## [The exercise]
Tally how many lines include "volume". The number is the whole answer.

======== Material shown

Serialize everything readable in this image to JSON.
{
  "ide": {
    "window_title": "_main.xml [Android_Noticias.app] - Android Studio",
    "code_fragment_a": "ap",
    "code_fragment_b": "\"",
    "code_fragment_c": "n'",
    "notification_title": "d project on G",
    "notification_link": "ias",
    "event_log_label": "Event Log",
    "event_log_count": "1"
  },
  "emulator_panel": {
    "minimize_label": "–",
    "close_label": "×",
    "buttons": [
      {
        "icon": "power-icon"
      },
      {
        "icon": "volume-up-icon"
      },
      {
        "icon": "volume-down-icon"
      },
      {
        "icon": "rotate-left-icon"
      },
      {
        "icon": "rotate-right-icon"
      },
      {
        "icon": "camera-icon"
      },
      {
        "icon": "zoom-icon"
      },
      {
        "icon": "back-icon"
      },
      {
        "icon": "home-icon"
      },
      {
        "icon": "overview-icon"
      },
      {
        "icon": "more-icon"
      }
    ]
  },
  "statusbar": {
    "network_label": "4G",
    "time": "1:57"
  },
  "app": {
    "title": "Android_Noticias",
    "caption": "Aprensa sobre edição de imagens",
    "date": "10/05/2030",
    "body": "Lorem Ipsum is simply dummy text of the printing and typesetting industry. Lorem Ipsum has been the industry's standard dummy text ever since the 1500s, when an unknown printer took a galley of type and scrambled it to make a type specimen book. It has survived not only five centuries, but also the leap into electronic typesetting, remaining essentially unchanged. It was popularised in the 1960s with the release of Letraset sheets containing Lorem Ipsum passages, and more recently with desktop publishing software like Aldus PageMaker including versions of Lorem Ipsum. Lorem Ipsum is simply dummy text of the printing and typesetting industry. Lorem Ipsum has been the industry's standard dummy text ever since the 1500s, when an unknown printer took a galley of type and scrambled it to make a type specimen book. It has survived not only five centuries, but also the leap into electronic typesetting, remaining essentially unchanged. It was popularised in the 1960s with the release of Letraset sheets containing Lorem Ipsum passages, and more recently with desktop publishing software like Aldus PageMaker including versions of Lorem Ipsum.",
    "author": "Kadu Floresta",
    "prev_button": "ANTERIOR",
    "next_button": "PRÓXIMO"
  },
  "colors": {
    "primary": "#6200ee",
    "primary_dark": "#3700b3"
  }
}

================

## [Result of the task]
2